#### Short problem:
Return the material below in full and exactly.

Part of a data file
------------------------

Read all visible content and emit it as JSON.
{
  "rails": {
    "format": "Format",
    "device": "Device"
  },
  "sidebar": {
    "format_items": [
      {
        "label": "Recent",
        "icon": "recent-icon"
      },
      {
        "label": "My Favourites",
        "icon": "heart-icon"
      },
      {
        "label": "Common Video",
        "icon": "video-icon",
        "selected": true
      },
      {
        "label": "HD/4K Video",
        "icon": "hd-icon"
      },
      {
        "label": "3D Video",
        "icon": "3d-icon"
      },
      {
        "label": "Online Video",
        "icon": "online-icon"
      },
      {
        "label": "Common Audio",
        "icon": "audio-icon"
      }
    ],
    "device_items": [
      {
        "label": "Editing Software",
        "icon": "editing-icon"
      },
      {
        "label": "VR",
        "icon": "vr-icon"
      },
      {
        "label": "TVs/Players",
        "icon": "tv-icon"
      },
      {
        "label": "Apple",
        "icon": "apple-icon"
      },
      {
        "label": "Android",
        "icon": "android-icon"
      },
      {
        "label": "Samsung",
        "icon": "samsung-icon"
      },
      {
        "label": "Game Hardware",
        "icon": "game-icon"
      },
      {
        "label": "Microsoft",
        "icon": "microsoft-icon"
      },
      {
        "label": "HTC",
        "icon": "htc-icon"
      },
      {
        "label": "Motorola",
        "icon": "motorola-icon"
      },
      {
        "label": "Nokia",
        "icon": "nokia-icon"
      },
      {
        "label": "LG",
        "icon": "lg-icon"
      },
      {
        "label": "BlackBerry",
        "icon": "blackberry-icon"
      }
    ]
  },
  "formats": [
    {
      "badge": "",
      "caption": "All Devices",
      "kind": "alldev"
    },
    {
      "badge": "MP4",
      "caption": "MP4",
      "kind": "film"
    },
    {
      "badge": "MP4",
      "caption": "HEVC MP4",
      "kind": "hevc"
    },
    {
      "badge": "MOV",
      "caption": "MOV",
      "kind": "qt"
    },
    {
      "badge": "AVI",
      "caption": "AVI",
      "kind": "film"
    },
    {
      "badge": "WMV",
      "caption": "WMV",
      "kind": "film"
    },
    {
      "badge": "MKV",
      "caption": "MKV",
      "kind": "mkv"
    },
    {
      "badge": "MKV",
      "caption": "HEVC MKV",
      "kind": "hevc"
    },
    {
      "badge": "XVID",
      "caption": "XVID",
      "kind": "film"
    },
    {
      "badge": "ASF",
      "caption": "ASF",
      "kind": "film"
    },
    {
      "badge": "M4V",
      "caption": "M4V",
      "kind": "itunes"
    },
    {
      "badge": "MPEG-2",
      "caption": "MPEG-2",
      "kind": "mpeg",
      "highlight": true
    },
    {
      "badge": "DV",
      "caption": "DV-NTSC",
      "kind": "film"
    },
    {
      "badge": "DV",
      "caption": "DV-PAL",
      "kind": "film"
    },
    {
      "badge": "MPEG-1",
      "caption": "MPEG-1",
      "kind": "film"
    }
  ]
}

------------------------

#### Task output:
Read all visible content and emit it as JSON.
{
  "rails": {
    "format": "Format",
    "device": "Device"
  },
  "sidebar": {
    "format_items": [
      {
        "label": "Recent",
        "icon": "recent-icon"
      },
      {
        "label": "My Favourites",
        "icon": "heart-icon"
      },
      {
        "label": "Common Video",
        "icon": "video-icon",
        "selected": true
      },
      {
        "label": "HD/4K Video",
        "icon": "hd-icon"
      },
      {
        "label": "3D Video",
        "icon": "3d-icon"
      },
      {
        "label": "Online Video",
        "icon": "online-icon"
      },
      {
        "label": "Common Audio",
        "icon": "audio-icon"
      }
    ],
    "device_items": [
      {
        "label": "Editing Software",
        "icon": "editing-icon"
      },
      {
        "label": "VR",
        "icon": "vr-icon"
      },
      {
        "label": "TVs/Players",
        "icon": "tv-icon"
      },
      {
        "label": "Apple",
        "icon": "apple-icon"
      },
      {
        "label": "Android",
        "icon": "android-icon"
      },
      {
        "label": "Samsung",
        "icon": "samsung-icon"
      },
      {
        "label": "Game Hardware",
        "icon": "game-icon"
      },
      {
        "label": "Microsoft",
        "icon": "microsoft-icon"
      },
      {
        "label": "HTC",
        "icon": "htc-icon"
      },
      {
        "label": "Motorola",
        "icon": "motorola-icon"
      },
      {
        "label": "Nokia",
        "icon": "nokia-icon"
      },
      {
        "label": "LG",
        "icon": "lg-icon"
      },
      {
        "label": "BlackBerry",
        "icon": "blackberry-icon"
      }
    ]
  },
  "formats": [
    {
      "badge": "",
      "caption": "All Devices",
      "kind": "alldev"
    },
    {
      "badge": "MP4",
      "caption": "MP4",
      "kind": "film"
    },
    {
      "badge": "MP4",
      "caption": "HEVC MP4",
      "kind": "hevc"
    },
    {
      "badge": "MOV",
      "caption": "MOV",
      "kind": "qt"
    },
    {
      "badge": "AVI",
      "caption": "AVI",
      "kind": "film"
    },
    {
      "badge": "WMV",
      "caption": "WMV",
      "kind": "film"
    },
    {
      "badge": "MKV",
      "caption": "MKV",
      "kind": "mkv"
    },
    {
      "badge": "MKV",
      "caption": "HEVC MKV",
      "kind": "hevc"
    },
    {
      "badge": "XVID",
      "caption": "XVID",
      "kind": "film"
    },
    {
      "badge": "ASF",
      "caption": "ASF",
      "kind": "film"
    },
    {
      "badge": "M4V",
      "caption": "M4V",
      "kind": "itunes"
    },
    {
      "badge": "MPEG-2",
      "caption": "MPEG-2",
      "kind": "mpeg",
      "highlight": true
    },
    {
      "badge": "DV",
      "caption": "DV-NTSC",
      "kind": "film"
    },
    {
      "badge": "DV",
      "caption": "DV-PAL",
      "kind": "film"
    },
    {
      "badge": "MPEG-1",
      "caption": "MPEG-1",
      "kind": "film"
    }
  ]
}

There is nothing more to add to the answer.